Task: Every entry must be duplicated precisely as written.

(Extracts from a graphics dataset)
START

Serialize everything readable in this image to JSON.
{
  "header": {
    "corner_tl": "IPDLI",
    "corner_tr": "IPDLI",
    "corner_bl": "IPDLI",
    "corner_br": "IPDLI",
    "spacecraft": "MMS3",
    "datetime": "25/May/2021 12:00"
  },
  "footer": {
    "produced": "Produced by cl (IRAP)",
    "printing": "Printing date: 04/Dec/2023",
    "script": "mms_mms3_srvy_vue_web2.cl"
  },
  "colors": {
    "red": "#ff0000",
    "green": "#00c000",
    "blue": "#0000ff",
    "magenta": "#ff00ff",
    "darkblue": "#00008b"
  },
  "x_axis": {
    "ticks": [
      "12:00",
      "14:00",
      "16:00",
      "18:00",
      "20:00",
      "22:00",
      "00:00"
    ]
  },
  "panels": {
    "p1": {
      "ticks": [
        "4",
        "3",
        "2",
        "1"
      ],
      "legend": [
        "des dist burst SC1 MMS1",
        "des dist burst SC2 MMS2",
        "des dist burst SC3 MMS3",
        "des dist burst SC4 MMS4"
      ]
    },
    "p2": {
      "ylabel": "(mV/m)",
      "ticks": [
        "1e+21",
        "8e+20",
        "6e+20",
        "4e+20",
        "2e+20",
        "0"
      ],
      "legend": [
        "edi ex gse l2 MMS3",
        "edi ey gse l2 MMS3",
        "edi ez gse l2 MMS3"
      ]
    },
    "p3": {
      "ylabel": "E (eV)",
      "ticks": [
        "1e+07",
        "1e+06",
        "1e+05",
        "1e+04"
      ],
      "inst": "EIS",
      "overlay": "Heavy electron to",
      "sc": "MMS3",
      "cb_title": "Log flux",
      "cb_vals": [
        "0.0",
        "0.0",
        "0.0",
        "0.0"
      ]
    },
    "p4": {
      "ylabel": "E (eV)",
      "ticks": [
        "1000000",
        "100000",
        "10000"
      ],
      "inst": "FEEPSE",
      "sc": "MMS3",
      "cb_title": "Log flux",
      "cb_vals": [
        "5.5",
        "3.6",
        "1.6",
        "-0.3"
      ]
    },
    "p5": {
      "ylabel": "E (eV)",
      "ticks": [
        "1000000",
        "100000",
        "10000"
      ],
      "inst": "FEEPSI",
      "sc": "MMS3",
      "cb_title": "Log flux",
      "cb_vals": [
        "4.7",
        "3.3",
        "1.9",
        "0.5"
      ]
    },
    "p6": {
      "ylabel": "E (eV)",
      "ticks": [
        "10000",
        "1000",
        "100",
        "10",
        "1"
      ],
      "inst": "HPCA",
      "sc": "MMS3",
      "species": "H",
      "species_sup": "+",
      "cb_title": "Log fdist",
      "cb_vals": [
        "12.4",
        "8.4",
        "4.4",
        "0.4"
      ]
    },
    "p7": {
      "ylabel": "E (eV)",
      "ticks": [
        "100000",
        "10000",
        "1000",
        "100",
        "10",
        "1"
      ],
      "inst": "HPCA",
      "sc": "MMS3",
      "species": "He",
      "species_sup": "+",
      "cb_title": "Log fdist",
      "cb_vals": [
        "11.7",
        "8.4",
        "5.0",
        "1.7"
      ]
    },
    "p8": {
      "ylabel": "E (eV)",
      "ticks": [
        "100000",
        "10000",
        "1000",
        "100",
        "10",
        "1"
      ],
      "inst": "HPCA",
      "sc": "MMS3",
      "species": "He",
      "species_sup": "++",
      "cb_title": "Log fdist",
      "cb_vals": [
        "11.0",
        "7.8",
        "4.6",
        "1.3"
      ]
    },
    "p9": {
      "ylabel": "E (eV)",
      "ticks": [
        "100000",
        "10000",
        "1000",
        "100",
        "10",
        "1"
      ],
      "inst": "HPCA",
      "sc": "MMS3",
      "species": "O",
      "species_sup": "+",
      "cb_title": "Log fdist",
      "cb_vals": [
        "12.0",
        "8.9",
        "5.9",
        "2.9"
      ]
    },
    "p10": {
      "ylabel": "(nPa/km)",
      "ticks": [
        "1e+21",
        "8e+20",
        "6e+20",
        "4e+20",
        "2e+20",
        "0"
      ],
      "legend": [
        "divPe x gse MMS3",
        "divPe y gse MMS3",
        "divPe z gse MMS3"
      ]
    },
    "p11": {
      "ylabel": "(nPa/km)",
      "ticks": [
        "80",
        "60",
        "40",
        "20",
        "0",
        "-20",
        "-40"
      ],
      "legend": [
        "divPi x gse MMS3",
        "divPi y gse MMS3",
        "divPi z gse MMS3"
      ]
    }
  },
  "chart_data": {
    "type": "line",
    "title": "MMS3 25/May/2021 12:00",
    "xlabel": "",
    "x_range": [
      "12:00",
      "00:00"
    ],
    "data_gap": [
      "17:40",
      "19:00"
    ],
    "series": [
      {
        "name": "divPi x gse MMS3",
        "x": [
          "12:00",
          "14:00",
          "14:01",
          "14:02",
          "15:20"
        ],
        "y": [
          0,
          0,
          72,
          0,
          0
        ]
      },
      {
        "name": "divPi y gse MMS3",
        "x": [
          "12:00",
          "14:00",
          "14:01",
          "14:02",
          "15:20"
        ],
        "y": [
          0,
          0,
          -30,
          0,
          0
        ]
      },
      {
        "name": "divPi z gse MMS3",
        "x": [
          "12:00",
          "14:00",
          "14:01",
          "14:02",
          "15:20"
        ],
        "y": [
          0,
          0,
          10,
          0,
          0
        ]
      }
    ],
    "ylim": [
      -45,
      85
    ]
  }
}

END

Answer for the task:
Serialize everything readable in this image to JSON.
{
  "header": {
    "corner_tl": "IPDLI",
    "corner_tr": "IPDLI",
    "corner_bl": "IPDLI",
    "corner_br": "IPDLI",
    "spacecraft": "MMS3",
    "datetime": "25/May/2021 12:00"
  },
  "footer": {
    "produced": "Produced by cl (IRAP)",
    "printing": "Printing date: 04/Dec/2023",
    "script": "mms_mms3_srvy_vue_web2.cl"
  },
  "colors": {
    "red": "#ff0000",
    "green": "#00c000",
    "blue": "#0000ff",
    "magenta": "#ff00ff",
    "darkblue": "#00008b"
  },
  "x_axis": {
    "ticks": [
      "12:00",
      "14:00",
      "16:00",
      "18:00",
      "20:00",
      "22:00",
      "00:00"
    ]
  },
  "panels": {
    "p1": {
      "ticks": [
        "4",
        "3",
        "2",
        "1"
      ],
      "legend": [
        "des dist burst SC1 MMS1",
        "des dist burst SC2 MMS2",
        "des dist burst SC3 MMS3",
        "des dist burst SC4 MMS4"
      ]
    },
    "p2": {
      "ylabel": "(mV/m)",
      "ticks": [
        "1e+21",
        "8e+20",
        "6e+20",
        "4e+20",
        "2e+20",
        "0"
      ],
      "legend": [
        "edi ex gse l2 MMS3",
        "edi ey gse l2 MMS3",
        "edi ez gse l2 MMS3"
      ]
    },
    "p3": {
      "ylabel": "E (eV)",
      "ticks": [
        "1e+07",
        "1e+06",
        "1e+05",
        "1e+04"
      ],
      "inst": "EIS",
      "overlay": "Heavy electron to",
      "sc": "MMS3",
      "cb_title": "Log flux",
      "cb_vals": [
        "0.0",
        "0.0",
        "0.0",
        "0.0"
      ]
    },
    "p4": {
      "ylabel": "E (eV)",
      "ticks": [
        "1000000",
        "100000",
        "10000"
      ],
      "inst": "FEEPSE",
      "sc": "MMS3",
      "cb_title": "Log flux",
      "cb_vals": [
        "5.5",
        "3.6",
        "1.6",
        "-0.3"
      ]
    },
    "p5": {
      "ylabel": "E (eV)",
      "ticks": [
        "1000000",
        "100000",
        "10000"
      ],
      "inst": "FEEPSI",
      "sc": "MMS3",
      "cb_title": "Log flux",
      "cb_vals": [
        "4.7",
        "3.3",
        "1.9",
        "0.5"
      ]
    },
    "p6": {
      "ylabel": "E (eV)",
      "ticks": [
        "10000",
        "1000",
        "100",
        "10",
        "1"
      ],
      "inst": "HPCA",
      "sc": "MMS3",
      "species": "H",
      "species_sup": "+",
      "cb_title": "Log fdist",
      "cb_vals": [
        "12.4",
        "8.4",
        "4.4",
        "0.4"
      ]
    },
    "p7": {
      "ylabel": "E (eV)",
      "ticks": [
        "100000",
        "10000",
        "1000",
        "100",
        "10",
        "1"
      ],
      "inst": "HPCA",
      "sc": "MMS3",
      "species": "He",
      "species_sup": "+",
      "cb_title": "Log fdist",
      "cb_vals": [
        "11.7",
        "8.4",
        "5.0",
        "1.7"
      ]
    },
    "p8": {
      "ylabel": "E (eV)",
      "ticks": [
        "100000",
        "10000",
        "1000",
        "100",
        "10",
        "1"
      ],
      "inst": "HPCA",
      "sc": "MMS3",
      "species": "He",
      "species_sup": "++",
      "cb_title": "Log fdist",
      "cb_vals": [
        "11.0",
        "7.8",
        "4.6",
        "1.3"
      ]
    },
    "p9": {
      "ylabel": "E (eV)",
      "ticks": [
        "100000",
        "10000",
        "1000",
        "100",
        "10",
        "1"
      ],
      "inst": "HPCA",
      "sc": "MMS3",
      "species": "O",
      "species_sup": "+",
      "cb_title": "Log fdist",
      "cb_vals": [
        "12.0",
        "8.9",
        "5.9",
        "2.9"
      ]
    },
    "p10": {
      "ylabel": "(nPa/km)",
      "ticks": [
        "1e+21",
        "8e+20",
        "6e+20",
        "4e+20",
        "2e+20",
        "0"
      ],
      "legend": [
        "divPe x gse MMS3",
        "divPe y gse MMS3",
        "divPe z gse MMS3"
      ]
    },
    "p11": {
      "ylabel": "(nPa/km)",
      "ticks": [
        "80",
        "60",
        "40",
        "20",
        "0",
        "-20",
        "-40"
      ],
      "legend": [
        "divPi x gse MMS3",
        "divPi y gse MMS3",
        "divPi z gse MMS3"
      ]
    }
  },
  "chart_data": {
    "type": "line",
    "title": "MMS3 25/May/2021 12:00",
    "xlabel": "",
    "x_range": [
      "12:00",
      "00:00"
    ],
    "data_gap": [
      "17:40",
      "19:00"
    ],
    "series": [
      {
        "name": "divPi x gse MMS3",
        "x": [
          "12:00",
          "14:00",
          "14:01",
          "14:02",
          "15:20"
        ],
        "y": [
          0,
          0,
          72,
          0,
          0
        ]
      },
      {
        "name": "divPi y gse MMS3",
        "x": [
          "12:00",
          "14:00",
          "14:01",
          "14:02",
          "15:20"
        ],
        "y": [
          0,
          0,
          -30,
          0,
          0
        ]
      },
      {
        "name": "divPi z gse MMS3",
        "x": [
          "12:00",
          "14:00",
          "14:01",
          "14:02",
          "15:20"
        ],
        "y": [
          0,
          0,
          10,
          0,
          0
        ]
      }
    ],
    "ylim": [
      -45,
      85
    ]
  }
}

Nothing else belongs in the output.